* Written problem: Pull every line holding the string "aussi" from the records below.

* Provided material:
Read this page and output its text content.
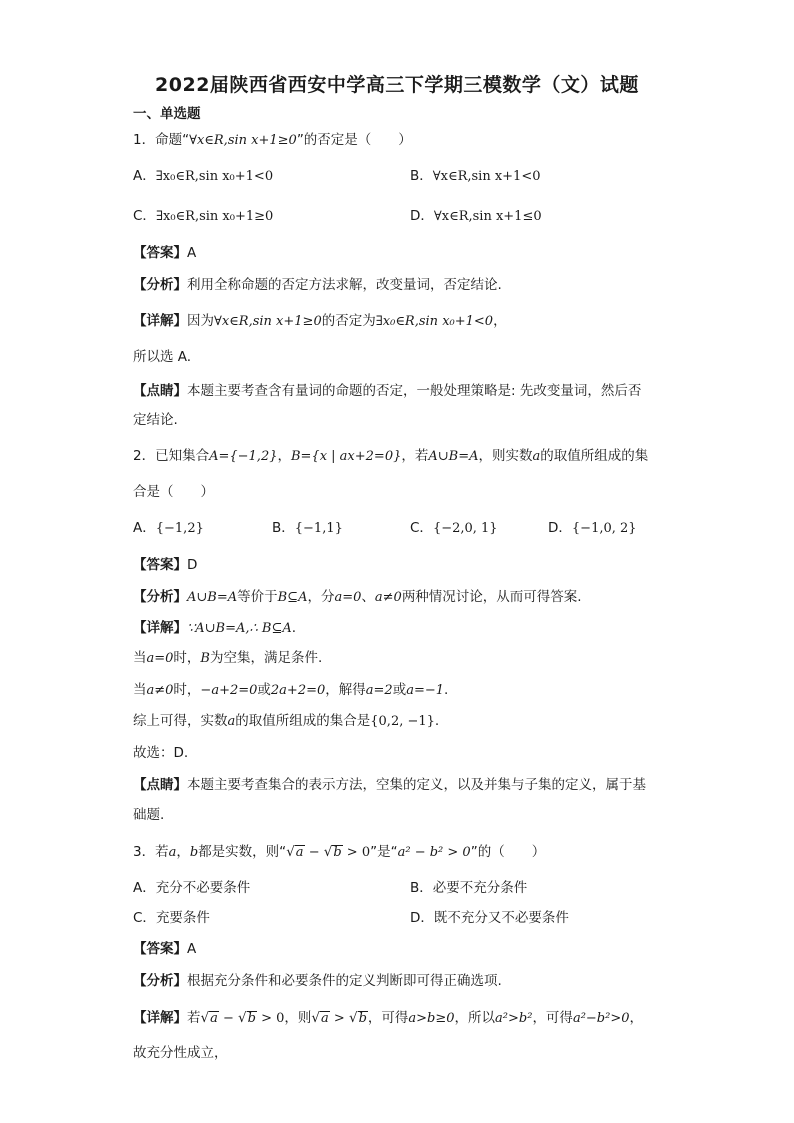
2022届陕西省西安中学高三下学期三模数学（文）试题
一、单选题
1．命题“∀x∈R,sin x+1≥0”的否定是（　　）
A．∃x₀∈R,sin x₀+1<0	B．∀x∈R,sin x+1<0
C．∃x₀∈R,sin x₀+1≥0	D．∀x∈R,sin x+1≤0
【答案】A
【分析】利用全称命题的否定方法求解，改变量词，否定结论.
【详解】因为∀x∈R,sin x+1≥0的否定为∃x₀∈R,sin x₀+1<0，
所以选 A.
【点睛】本题主要考查含有量词的命题的否定，一般处理策略是: 先改变量词，然后否
定结论.
2．已知集合A={−1,2}，B={x | ax+2=0}，若A∪B=A，则实数a的取值所组成的集
合是（　　）
A．{−1,2}	B．{−1,1}	C．{−2,0, 1}	D．{−1,0, 2}
【答案】D
【分析】A∪B=A等价于B⊆A，分a=0、a≠0两种情况讨论，从而可得答案.
【详解】∵A∪B=A,∴ B⊆A.
当a=0时，B为空集，满足条件.
当a≠0时，−a+2=0或2a+2=0，解得a=2或a=−1.
综上可得，实数a的取值所组成的集合是{0,2, −1}.
故选：D.
【点睛】本题主要考查集合的表示方法，空集的定义，以及并集与子集的定义，属于基
础题.
3．若a，b都是实数，则“√a − √b > 0”是“a² − b² > 0”的（　　）
A．充分不必要条件	B．必要不充分条件
C．充要条件	D．既不充分又不必要条件
【答案】A
【分析】根据充分条件和必要条件的定义判断即可得正确选项.
【详解】若√a − √b > 0，则√a > √b，可得a>b≥0，所以a²>b²，可得a²−b²>0，
故充分性成立，
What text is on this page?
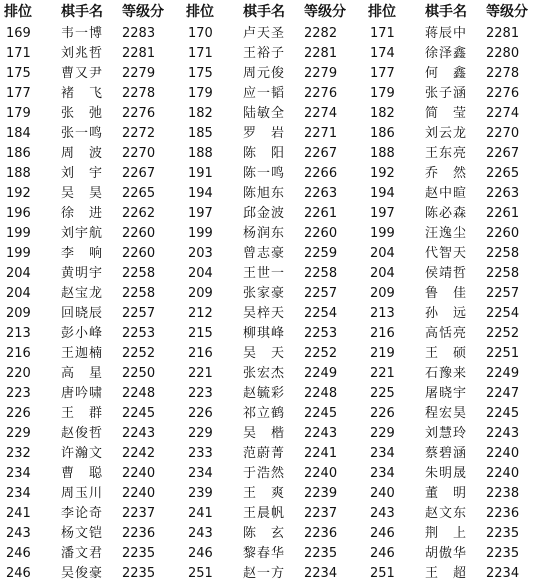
排位	棋手名	等级分
169	韦一博	2283
171	刘兆哲	2281
175	曹又尹	2279
177	褚　飞	2278
179	张　弛	2276
184	张一鸣	2272
186	周　波	2270
188	刘　宇	2267
192	吴　昊	2265
196	徐　进	2262
199	刘宇航	2260
199	李　响	2260
204	黄明宇	2258
204	赵宝龙	2258
209	回晓辰	2257
213	彭小峰	2253
216	王迦楠	2252
220	高　星	2250
223	唐吟啸	2248
226	王　群	2245
229	赵俊哲	2243
232	许瀚文	2242
234	曹　聪	2240
234	周玉川	2240
241	李论奇	2237
243	杨文铠	2236
246	潘文君	2235
246	吴俊豪	2235
排位	棋手名	等级分
170	卢天圣	2282
171	王裕子	2281
175	周元俊	2279
179	应一韬	2276
182	陆敏全	2274
185	罗　岩	2271
188	陈　阳	2267
191	陈一鸣	2266
194	陈旭东	2263
197	邱金波	2261
199	杨润东	2260
203	曾志豪	2259
204	王世一	2258
209	张家豪	2257
212	吴梓天	2254
215	柳琪峰	2253
216	吴　天	2252
221	张宏杰	2249
223	赵毓彩	2248
226	祁立鹤	2245
229	吴　楷	2243
233	范蔚菁	2241
234	于浩然	2240
239	王　爽	2239
241	王晨帆	2237
243	陈　玄	2236
246	黎春华	2235
251	赵一方	2234
排位	棋手名	等级分
171	蒋辰中	2281
174	徐泽鑫	2280
177	何　鑫	2278
179	张子涵	2276
182	简　莹	2274
186	刘云龙	2270
188	王东亮	2267
192	乔　然	2265
194	赵中暄	2263
197	陈必森	2261
199	汪逸尘	2260
204	代智天	2258
204	侯靖哲	2258
209	鲁　佳	2257
213	孙　远	2254
216	高恬亮	2252
219	王　硕	2251
221	石豫来	2249
225	屠晓宇	2247
226	程宏昊	2245
229	刘慧玲	2243
234	蔡碧涵	2240
234	朱明晟	2240
240	董　明	2238
243	赵文东	2236
246	荆　上	2235
246	胡傲华	2235
251	王　超	2234
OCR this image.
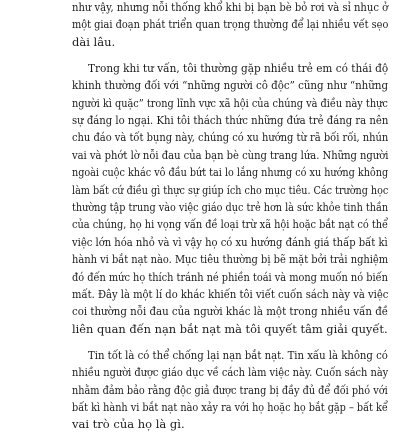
như vậy, nhưng nỗi thống khổ khi bị bạn bè bỏ rơi và sỉ nhục ở
một giai đoạn phát triển quan trọng thường để lại nhiều vết sẹo
dài lâu.
Trong khi tư vấn, tôi thường gặp nhiều trẻ em có thái độ
khinh thường đối với “những người cô độc” cũng như “những
người kì quặc” trong lĩnh vực xã hội của chúng và điều này thực
sự đáng lo ngại. Khi tôi thách thức những đứa trẻ đáng ra nên
chu đáo và tốt bụng này, chúng có xu hướng từ rã bối rối, nhún
vai và phớt lờ nỗi đau của bạn bè cùng trang lứa. Những người
ngoài cuộc khác vô đầu bứt tai lo lắng nhưng có xu hướng không
làm bất cứ điều gì thực sự giúp ích cho mục tiêu. Các trường học
thường tập trung vào việc giáo dục trẻ hơn là sức khỏe tinh thần
của chúng, họ hi vọng vấn đề loại trừ xã hội hoặc bắt nạt có thể
việc lớn hóa nhỏ và vì vậy họ có xu hướng đánh giá thấp bất kì
hành vi bắt nạt nào. Mục tiêu thường bị bẽ mặt bởi trải nghiệm
đó đến mức họ thích tránh né phiền toái và mong muốn nó biến
mất. Đây là một lí do khác khiến tôi viết cuốn sách này và việc
coi thường nỗi đau của người khác là một trong nhiều vấn đề
liên quan đến nạn bắt nạt mà tôi quyết tâm giải quyết.
Tin tốt là có thể chống lại nạn bắt nạt. Tin xấu là không có
nhiều người được giáo dục về cách làm việc này. Cuốn sách này
nhằm đảm bảo rằng độc giả được trang bị đầy đủ để đối phó với
bất kì hành vi bắt nạt nào xảy ra với họ hoặc họ bắt gặp – bất kể
vai trò của họ là gì.
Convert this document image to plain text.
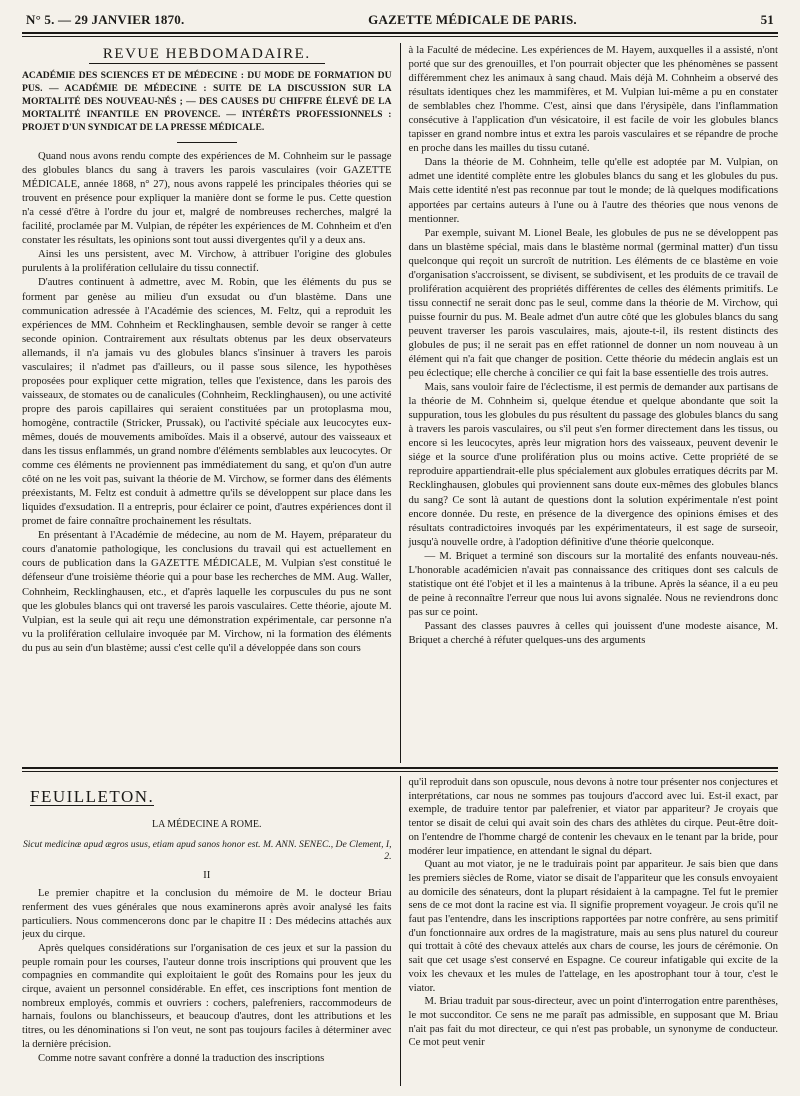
N° 5. — 29 JANVIER 1870.	GAZETTE MÉDICALE DE PARIS.	51
REVUE HEBDOMADAIRE.
ACADÉMIE DES SCIENCES ET DE MÉDECINE : DU MODE DE FORMATION DU PUS. — ACADÉMIE DE MÉDECINE : SUITE DE LA DISCUSSION SUR LA MORTALITÉ DES NOUVEAU-NÉS ; — DES CAUSES DU CHIFFRE ÉLEVÉ DE LA MORTALITÉ INFANTILE EN PROVENCE. — INTÉRÊTS PROFESSIONNELS : PROJET D'UN SYNDICAT DE LA PRESSE MÉDICALE.

Quand nous avons rendu compte des expériences de M. Cohnheim sur le passage des globules blancs du sang à travers les parois vasculaires (voir GAZETTE MÉDICALE, année 1868, n° 27), nous avons rappelé les principales théories qui se trouvent en présence pour expliquer la manière dont se forme le pus. Cette question n'a cessé d'être à l'ordre du jour et, malgré de nombreuses recherches, malgré la facilité, proclamée par M. Vulpian, de répéter les expériences de M. Cohnheim et d'en constater les résultats, les opinions sont tout aussi divergentes qu'il y a deux ans.

Ainsi les uns persistent, avec M. Virchow, à attribuer l'origine des globules purulents à la prolifération cellulaire du tissu connectif.

D'autres continuent à admettre, avec M. Robin, que les éléments du pus se forment par genèse au milieu d'un exsudat ou d'un blastème. Dans une communication adressée à l'Académie des sciences, M. Feltz, qui a reproduit les expériences de MM. Cohnheim et Recklinghausen, semble devoir se ranger à cette seconde opinion. Contrairement aux résultats obtenus par les deux observateurs allemands, il n'a jamais vu des globules blancs s'insinuer à travers les parois vasculaires; il n'admet pas d'ailleurs, ou il passe sous silence, les hypothèses proposées pour expliquer cette migration, telles que l'existence, dans les parois des vaisseaux, de stomates ou de canalicules (Cohnheim, Recklinghausen), ou une activité propre des parois capillaires qui seraient constituées par un protoplasma mou, homogène, contractile (Stricker, Prussak), ou l'activité spéciale aux leucocytes eux-mêmes, doués de mouvements amiboïdes. Mais il a observé, autour des vaisseaux et dans les tissus enflammés, un grand nombre d'éléments semblables aux leucocytes. Or comme ces éléments ne proviennent pas immédiatement du sang, et qu'on d'un autre côté on ne les voit pas, suivant la théorie de M. Virchow, se former dans des éléments préexistants, M. Feltz est conduit à admettre qu'ils se développent sur place dans les liquides d'exsudation. Il a entrepris, pour éclairer ce point, d'autres expériences dont il promet de faire connaître prochainement les résultats.

En présentant à l'Académie de médecine, au nom de M. Hayem, préparateur du cours d'anatomie pathologique, les conclusions du travail qui est actuellement en cours de publication dans la GAZETTE MÉDICALE, M. Vulpian s'est constitué le défenseur d'une troisième théorie qui a pour base les recherches de MM. Aug. Waller, Cohnheim, Recklinghausen, etc., et d'après laquelle les corpuscules du pus ne sont que les globules blancs qui ont traversé les parois vasculaires. Cette théorie, ajoute M. Vulpian, est la seule qui ait reçu une démonstration expérimentale, car personne n'a vu la prolifération cellulaire invoquée par M. Virchow, ni la formation des éléments du pus au sein d'un blastème; aussi c'est celle qu'il a développée dans son cours

à la Faculté de médecine. Les expériences de M. Hayem, auxquelles il a assisté, n'ont porté que sur des grenouilles, et l'on pourrait objecter que les phénomènes se passent différemment chez les animaux à sang chaud. Mais déjà M. Cohnheim a observé des résultats identiques chez les mammifères, et M. Vulpian lui-même a pu en constater de semblables chez l'homme. C'est, ainsi que dans l'érysipèle, dans l'inflammation consécutive à l'application d'un vésicatoire, il est facile de voir les globules blancs tapisser en grand nombre intus et extra les parois vasculaires et se répandre de proche en proche dans les mailles du tissu cutané.

Dans la théorie de M. Cohnheim, telle qu'elle est adoptée par M. Vulpian, on admet une identité complète entre les globules blancs du sang et les globules du pus. Mais cette identité n'est pas reconnue par tout le monde; de là quelques modifications apportées par certains auteurs à l'une ou à l'autre des théories que nous venons de mentionner.

Par exemple, suivant M. Lionel Beale, les globules de pus ne se développent pas dans un blastème spécial, mais dans le blastème normal (germinal matter) d'un tissu quelconque qui reçoit un surcroît de nutrition. Les éléments de ce blastème en voie d'organisation s'accroissent, se divisent, se subdivisent, et les produits de ce travail de prolifération acquièrent des propriétés différentes de celles des éléments primitifs. Le tissu connectif ne serait donc pas le seul, comme dans la théorie de M. Virchow, qui puisse fournir du pus. M. Beale admet d'un autre côté que les globules blancs du sang peuvent traverser les parois vasculaires, mais, ajoute-t-il, ils restent distincts des globules de pus; il ne serait pas en effet rationnel de donner un nom nouveau à un élément qui n'a fait que changer de position. Cette théorie du médecin anglais est un peu éclectique; elle cherche à concilier ce qui fait la base essentielle des trois autres.

Mais, sans vouloir faire de l'éclectisme, il est permis de demander aux partisans de la théorie de M. Cohnheim si, quelque étendue et quelque abondante que soit la suppuration, tous les globules du pus résultent du passage des globules blancs du sang à travers les parois vasculaires, ou s'il peut s'en former directement dans les tissus, ou encore si les leucocytes, après leur migration hors des vaisseaux, peuvent devenir le siége et la source d'une prolifération plus ou moins active. Cette propriété de se reproduire appartiendrait-elle plus spécialement aux globules erratiques décrits par M. Recklinghausen, globules qui proviennent sans doute eux-mêmes des globules blancs du sang? Ce sont là autant de questions dont la solution expérimentale n'est point encore donnée. Du reste, en présence de la divergence des opinions émises et des résultats contradictoires invoqués par les expérimentateurs, il est sage de surseoir, jusqu'à nouvelle ordre, à l'adoption définitive d'une théorie quelconque.

— M. Briquet a terminé son discours sur la mortalité des enfants nouveau-nés. L'honorable académicien n'avait pas connaissance des critiques dont ses calculs de statistique ont été l'objet et il les a maintenus à la tribune. Après la séance, il a eu peu de peine à reconnaître l'erreur que nous lui avons signalée. Nous ne reviendrons donc pas sur ce point.

Passant des classes pauvres à celles qui jouissent d'une modeste aisance, M. Briquet a cherché à réfuter quelques-uns des arguments

FEUILLETON.
LA MÉDECINE A ROME.
Sicut medicinæ apud ægros usus, etiam apud sanos honor est. M. ANN. SENEC., De Clement, I, 2.
II

Le premier chapitre et la conclusion du mémoire de M. le docteur Briau renferment des vues générales que nous examinerons après avoir analysé les faits particuliers. Nous commencerons donc par le chapitre II : Des médecins attachés aux jeux du cirque.

Après quelques considérations sur l'organisation de ces jeux et sur la passion du peuple romain pour les courses, l'auteur donne trois inscriptions qui prouvent que les compagnies en commandite qui exploitaient le goût des Romains pour les jeux du cirque, avaient un personnel considérable. En effet, ces inscriptions font mention de nombreux employés, commis et ouvriers : cochers, palefreniers, raccommodeurs de harnais, foulons ou blanchisseurs, et beaucoup d'autres, dont les attributions et les titres, ou les dénominations si l'on veut, ne sont pas toujours faciles à déterminer avec la dernière précision.

Comme notre savant confrère a donné la traduction des inscriptions

qu'il reproduit dans son opuscule, nous devons à notre tour présenter nos conjectures et interprétations, car nous ne sommes pas toujours d'accord avec lui. Est-il exact, par exemple, de traduire tentor par palefrenier, et viator par appariteur? Je croyais que tentor se disait de celui qui avait soin des chars des athlètes du cirque. Peut-être doit-on l'entendre de l'homme chargé de contenir les chevaux en le tenant par la bride, pour modérer leur impatience, en attendant le signal du départ.

Quant au mot viator, je ne le traduirais point par appariteur. Je sais bien que dans les premiers siècles de Rome, viator se disait de l'appariteur que les consuls envoyaient au domicile des sénateurs, dont la plupart résidaient à la campagne. Tel fut le premier sens de ce mot dont la racine est via. Il signifie proprement voyageur. Je crois qu'il ne faut pas l'entendre, dans les inscriptions rapportées par notre confrère, au sens primitif d'un fonctionnaire aux ordres de la magistrature, mais au sens plus naturel du coureur qui trottait à côté des chevaux attelés aux chars de course, les jours de cérémonie. On sait que cet usage s'est conservé en Espagne. Ce coureur infatigable qui excite de la voix les chevaux et les mules de l'attelage, en les apostrophant tour à tour, c'est le viator.

M. Briau traduit par sous-directeur, avec un point d'interrogation entre parenthèses, le mot succonditor. Ce sens ne me paraît pas admissible, en supposant que M. Briau n'ait pas fait du mot directeur, ce qui n'est pas probable, un synonyme de conducteur. Ce mot peut venir
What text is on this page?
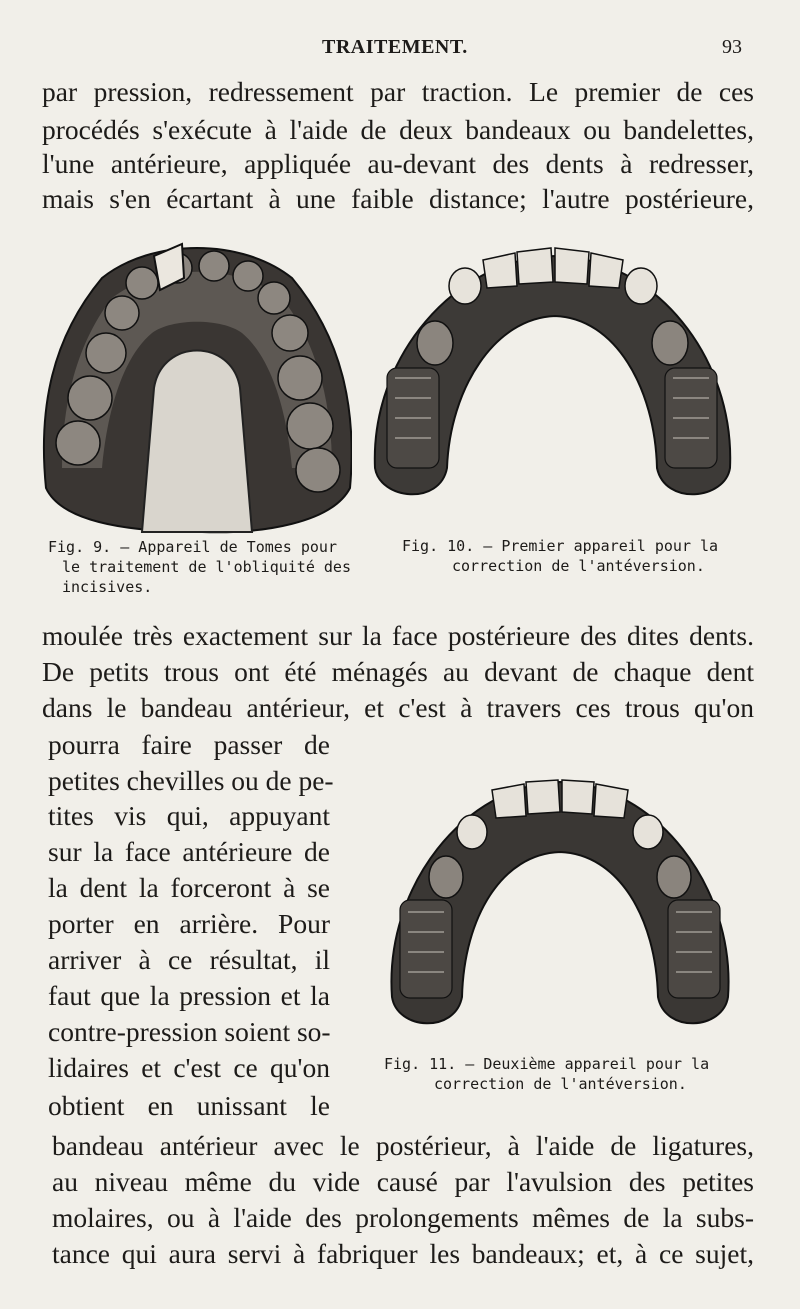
TRAITEMENT.	93
par pression, redressement par traction. Le premier de ces
procédés s'exécute à l'aide de deux bandeaux ou bandelettes,
l'une antérieure, appliquée au-devant des dents à redresser,
mais s'en écartant à une faible distance; l'autre postérieure,
Fig. 9. — Appareil de Tomes pour
le traitement de l'obliquité des
incisives.
Fig. 10. — Premier appareil pour la
correction de l'antéversion.
moulée très exactement sur la face postérieure des dites dents.
De petits trous ont été ménagés au devant de chaque dent
dans le bandeau antérieur, et c'est à travers ces trous qu'on
pourra faire passer de
petites chevilles ou de pe-
tites vis qui, appuyant
sur la face antérieure de
la dent la forceront à se
porter en arrière. Pour
arriver à ce résultat, il
faut que la pression et la
contre-pression soient so-
lidaires et c'est ce qu'on
obtient en unissant le
Fig. 11. — Deuxième appareil pour la
correction de l'antéversion.
bandeau antérieur avec le postérieur, à l'aide de ligatures,
au niveau même du vide causé par l'avulsion des petites
molaires, ou à l'aide des prolongements mêmes de la subs-
tance qui aura servi à fabriquer les bandeaux; et, à ce sujet,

* Written answer:
Quand nous avons rendu compte des expériences de M. Cohnheim sur le passage des globules blancs du sang à travers les parois vasculaires (voir GAZETTE MÉDICALE, année 1868, n° 27), nous avons rappelé les principales théories qui se trouvent en présence pour expliquer la manière dont se forme le pus. Cette question n'a cessé d'être à l'ordre du jour et, malgré de nombreuses recherches, malgré la facilité, proclamée par M. Vulpian, de répéter les expériences de M. Cohnheim et d'en constater les résultats, les opinions sont tout aussi divergentes qu'il y a deux ans.
En présentant à l'Académie de médecine, au nom de M. Hayem, préparateur du cours d'anatomie pathologique, les conclusions du travail qui est actuellement en cours de publication dans la GAZETTE MÉDICALE, M. Vulpian s'est constitué le défenseur d'une troisième théorie qui a pour base les recherches de MM. Aug. Waller, Cohnheim, Recklinghausen, etc., et d'après laquelle les corpuscules du pus ne sont que les globules blancs qui ont traversé les parois vasculaires. Cette théorie, ajoute M. Vulpian, est la seule qui ait reçu une démonstration expérimentale, car personne n'a vu la prolifération cellulaire invoquée par M. Virchow, ni la formation des éléments du pus au sein d'un blastème; aussi c'est celle qu'il a développée dans son cours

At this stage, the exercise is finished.